Please count the rows below that contain the string "close". Give only that number.

Layout records:
--------------------------------

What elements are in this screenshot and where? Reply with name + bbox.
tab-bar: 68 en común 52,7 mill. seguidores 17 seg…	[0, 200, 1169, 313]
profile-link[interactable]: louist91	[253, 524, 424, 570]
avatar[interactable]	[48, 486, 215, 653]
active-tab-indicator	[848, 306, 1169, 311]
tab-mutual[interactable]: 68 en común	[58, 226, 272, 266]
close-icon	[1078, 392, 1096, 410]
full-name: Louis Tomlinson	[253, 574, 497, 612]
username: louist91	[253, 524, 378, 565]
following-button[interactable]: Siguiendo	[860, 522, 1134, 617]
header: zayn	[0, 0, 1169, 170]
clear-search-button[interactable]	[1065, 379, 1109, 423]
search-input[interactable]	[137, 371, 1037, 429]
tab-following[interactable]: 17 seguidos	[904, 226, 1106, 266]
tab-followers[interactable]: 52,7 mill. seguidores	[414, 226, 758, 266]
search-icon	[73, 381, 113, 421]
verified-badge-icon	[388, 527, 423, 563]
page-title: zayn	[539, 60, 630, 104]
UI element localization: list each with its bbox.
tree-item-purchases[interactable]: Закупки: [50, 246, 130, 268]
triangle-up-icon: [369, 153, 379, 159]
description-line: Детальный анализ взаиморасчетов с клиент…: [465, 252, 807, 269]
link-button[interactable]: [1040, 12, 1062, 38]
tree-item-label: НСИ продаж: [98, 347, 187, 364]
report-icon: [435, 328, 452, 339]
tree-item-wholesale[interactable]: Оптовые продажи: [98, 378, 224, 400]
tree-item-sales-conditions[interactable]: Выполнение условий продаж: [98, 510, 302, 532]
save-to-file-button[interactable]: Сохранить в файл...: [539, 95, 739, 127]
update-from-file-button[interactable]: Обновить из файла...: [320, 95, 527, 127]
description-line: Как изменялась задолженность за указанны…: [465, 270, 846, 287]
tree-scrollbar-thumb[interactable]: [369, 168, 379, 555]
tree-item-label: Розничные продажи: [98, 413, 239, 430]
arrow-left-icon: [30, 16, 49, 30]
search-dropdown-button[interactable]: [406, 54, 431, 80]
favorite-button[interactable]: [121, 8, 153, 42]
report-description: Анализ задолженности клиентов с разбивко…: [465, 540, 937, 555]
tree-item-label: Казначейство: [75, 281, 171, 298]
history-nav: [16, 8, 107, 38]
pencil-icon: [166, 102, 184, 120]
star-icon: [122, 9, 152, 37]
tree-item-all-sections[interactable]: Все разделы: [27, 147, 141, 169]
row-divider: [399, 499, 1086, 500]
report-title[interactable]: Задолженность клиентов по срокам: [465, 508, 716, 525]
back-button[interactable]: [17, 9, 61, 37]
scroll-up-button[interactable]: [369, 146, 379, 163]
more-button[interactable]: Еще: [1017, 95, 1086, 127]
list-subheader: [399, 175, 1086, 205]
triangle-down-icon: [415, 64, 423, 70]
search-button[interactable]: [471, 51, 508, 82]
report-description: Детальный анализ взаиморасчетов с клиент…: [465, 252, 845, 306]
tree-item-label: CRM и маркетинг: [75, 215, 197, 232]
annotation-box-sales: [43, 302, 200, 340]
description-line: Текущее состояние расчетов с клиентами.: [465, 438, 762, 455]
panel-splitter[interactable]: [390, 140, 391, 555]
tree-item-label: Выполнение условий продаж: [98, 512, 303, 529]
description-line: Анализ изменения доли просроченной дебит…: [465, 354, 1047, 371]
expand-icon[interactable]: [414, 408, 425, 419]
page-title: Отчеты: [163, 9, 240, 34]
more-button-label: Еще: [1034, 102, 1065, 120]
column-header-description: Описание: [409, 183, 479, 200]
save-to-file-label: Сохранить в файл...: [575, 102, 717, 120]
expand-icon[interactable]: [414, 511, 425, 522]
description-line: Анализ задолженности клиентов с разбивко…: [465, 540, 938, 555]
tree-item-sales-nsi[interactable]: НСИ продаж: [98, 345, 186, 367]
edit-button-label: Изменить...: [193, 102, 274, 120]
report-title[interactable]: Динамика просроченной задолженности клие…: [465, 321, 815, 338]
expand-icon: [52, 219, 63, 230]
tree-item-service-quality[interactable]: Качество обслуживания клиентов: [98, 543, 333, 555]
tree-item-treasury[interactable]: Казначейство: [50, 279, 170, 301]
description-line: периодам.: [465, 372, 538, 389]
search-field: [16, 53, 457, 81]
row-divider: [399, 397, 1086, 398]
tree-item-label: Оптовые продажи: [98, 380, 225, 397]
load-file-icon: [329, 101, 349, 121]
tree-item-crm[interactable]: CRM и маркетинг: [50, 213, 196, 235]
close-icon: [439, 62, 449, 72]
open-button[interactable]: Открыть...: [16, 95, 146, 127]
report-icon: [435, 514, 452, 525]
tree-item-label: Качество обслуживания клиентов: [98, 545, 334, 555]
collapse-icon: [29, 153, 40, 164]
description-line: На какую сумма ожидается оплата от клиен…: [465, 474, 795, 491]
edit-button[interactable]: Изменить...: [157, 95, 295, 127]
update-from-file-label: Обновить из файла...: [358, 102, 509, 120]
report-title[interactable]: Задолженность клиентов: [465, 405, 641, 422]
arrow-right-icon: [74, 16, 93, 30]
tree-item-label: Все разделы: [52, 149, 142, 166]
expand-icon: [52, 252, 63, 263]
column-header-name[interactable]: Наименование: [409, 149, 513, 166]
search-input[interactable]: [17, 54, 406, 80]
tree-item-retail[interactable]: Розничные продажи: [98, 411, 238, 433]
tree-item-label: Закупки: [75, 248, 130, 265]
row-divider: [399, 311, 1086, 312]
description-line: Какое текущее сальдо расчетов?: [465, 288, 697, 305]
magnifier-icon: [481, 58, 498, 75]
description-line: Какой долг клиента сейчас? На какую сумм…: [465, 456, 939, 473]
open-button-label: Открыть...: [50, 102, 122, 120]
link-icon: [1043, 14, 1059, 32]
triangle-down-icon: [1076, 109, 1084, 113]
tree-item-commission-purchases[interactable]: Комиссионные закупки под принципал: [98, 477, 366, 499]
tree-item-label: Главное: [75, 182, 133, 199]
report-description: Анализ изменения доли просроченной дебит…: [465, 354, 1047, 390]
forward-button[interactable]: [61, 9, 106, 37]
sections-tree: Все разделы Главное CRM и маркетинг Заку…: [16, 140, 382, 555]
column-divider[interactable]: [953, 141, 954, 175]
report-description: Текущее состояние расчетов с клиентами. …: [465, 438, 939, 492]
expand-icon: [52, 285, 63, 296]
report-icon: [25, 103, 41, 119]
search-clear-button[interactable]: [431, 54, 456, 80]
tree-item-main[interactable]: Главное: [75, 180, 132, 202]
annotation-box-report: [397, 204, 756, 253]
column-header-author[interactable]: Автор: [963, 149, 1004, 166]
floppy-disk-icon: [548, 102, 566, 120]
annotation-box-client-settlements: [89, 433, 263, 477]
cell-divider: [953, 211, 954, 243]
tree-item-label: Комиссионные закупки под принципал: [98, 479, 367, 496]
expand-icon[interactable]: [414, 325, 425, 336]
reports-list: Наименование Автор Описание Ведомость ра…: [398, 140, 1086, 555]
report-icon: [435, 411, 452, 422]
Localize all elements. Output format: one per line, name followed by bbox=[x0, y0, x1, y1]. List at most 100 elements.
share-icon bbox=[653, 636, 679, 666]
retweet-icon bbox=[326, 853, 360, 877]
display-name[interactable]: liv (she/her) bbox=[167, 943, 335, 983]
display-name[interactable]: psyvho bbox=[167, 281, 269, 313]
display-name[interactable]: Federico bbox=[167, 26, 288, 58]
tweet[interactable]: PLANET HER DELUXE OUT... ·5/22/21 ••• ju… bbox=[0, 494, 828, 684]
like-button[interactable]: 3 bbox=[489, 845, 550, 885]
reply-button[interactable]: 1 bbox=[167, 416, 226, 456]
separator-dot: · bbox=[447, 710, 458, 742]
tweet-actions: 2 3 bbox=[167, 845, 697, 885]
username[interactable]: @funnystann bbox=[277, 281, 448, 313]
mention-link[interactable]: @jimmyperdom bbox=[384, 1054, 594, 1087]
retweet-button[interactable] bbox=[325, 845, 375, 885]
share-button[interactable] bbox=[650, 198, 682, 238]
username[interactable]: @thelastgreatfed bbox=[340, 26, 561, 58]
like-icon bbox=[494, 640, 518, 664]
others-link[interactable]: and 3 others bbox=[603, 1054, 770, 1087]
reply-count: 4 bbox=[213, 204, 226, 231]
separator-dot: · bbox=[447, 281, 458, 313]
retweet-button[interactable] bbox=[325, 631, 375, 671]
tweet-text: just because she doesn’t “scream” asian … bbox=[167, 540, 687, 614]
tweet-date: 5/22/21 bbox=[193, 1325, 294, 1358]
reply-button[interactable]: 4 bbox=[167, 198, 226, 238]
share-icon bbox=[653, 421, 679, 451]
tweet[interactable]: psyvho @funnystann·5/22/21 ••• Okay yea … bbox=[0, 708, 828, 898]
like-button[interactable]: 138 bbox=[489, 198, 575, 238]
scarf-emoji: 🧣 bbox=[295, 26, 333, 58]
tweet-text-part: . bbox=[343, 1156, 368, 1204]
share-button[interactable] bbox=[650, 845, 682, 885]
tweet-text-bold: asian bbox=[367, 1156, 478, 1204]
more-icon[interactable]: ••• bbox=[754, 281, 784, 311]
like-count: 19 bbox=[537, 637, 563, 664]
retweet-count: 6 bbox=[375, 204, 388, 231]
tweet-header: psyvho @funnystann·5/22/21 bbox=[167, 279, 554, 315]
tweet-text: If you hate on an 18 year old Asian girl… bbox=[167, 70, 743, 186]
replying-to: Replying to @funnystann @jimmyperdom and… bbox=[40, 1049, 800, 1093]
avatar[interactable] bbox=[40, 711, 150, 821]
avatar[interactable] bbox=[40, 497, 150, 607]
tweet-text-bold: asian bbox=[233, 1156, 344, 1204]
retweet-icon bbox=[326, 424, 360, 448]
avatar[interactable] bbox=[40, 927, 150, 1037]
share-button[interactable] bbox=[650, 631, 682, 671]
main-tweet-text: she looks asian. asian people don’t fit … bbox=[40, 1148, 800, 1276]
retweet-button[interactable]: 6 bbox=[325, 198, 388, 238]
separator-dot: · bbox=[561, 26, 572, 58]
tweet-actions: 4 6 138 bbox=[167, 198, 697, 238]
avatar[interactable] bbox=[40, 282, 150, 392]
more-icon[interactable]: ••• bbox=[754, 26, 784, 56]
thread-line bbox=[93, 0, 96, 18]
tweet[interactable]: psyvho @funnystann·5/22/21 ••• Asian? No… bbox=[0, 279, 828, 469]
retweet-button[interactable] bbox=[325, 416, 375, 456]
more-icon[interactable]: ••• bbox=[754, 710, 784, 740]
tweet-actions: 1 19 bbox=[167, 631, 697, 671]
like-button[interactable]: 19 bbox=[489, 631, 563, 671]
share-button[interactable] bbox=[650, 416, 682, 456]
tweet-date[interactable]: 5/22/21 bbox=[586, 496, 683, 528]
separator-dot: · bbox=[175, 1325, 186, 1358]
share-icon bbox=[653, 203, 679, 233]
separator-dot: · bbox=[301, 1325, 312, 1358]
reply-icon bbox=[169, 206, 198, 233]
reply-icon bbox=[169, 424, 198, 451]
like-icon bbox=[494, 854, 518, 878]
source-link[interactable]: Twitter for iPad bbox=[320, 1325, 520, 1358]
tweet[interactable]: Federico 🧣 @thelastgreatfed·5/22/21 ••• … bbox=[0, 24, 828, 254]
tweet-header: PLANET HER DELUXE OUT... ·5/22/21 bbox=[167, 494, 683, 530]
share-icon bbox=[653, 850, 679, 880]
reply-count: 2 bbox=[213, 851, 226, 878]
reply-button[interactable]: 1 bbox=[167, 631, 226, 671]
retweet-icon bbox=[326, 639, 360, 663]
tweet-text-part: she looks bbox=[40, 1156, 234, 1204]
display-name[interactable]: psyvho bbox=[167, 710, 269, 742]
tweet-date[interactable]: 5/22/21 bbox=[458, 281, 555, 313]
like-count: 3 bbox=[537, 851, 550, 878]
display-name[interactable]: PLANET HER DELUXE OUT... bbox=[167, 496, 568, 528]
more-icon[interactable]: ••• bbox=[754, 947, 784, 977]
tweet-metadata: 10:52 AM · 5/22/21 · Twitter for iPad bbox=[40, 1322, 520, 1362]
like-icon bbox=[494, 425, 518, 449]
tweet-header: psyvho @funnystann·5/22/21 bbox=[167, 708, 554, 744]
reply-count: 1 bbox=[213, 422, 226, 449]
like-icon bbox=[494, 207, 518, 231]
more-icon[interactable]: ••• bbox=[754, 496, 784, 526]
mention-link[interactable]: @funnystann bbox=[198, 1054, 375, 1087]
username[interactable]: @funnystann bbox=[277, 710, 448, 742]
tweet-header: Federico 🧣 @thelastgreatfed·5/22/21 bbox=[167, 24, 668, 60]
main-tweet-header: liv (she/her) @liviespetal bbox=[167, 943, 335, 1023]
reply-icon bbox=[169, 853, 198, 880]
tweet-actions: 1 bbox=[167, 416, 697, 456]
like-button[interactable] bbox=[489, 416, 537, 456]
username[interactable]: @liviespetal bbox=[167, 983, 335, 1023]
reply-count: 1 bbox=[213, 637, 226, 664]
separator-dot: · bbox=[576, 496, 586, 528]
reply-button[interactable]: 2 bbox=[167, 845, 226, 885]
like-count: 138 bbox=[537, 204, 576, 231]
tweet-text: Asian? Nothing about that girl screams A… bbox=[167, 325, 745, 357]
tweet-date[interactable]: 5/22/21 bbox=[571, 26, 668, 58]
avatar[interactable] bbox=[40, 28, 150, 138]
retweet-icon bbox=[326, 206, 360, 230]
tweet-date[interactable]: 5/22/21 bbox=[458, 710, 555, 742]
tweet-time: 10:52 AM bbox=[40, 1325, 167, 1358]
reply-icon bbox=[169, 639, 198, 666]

--------------------------------

- SOLUTION FOR THIS PROBLEM
2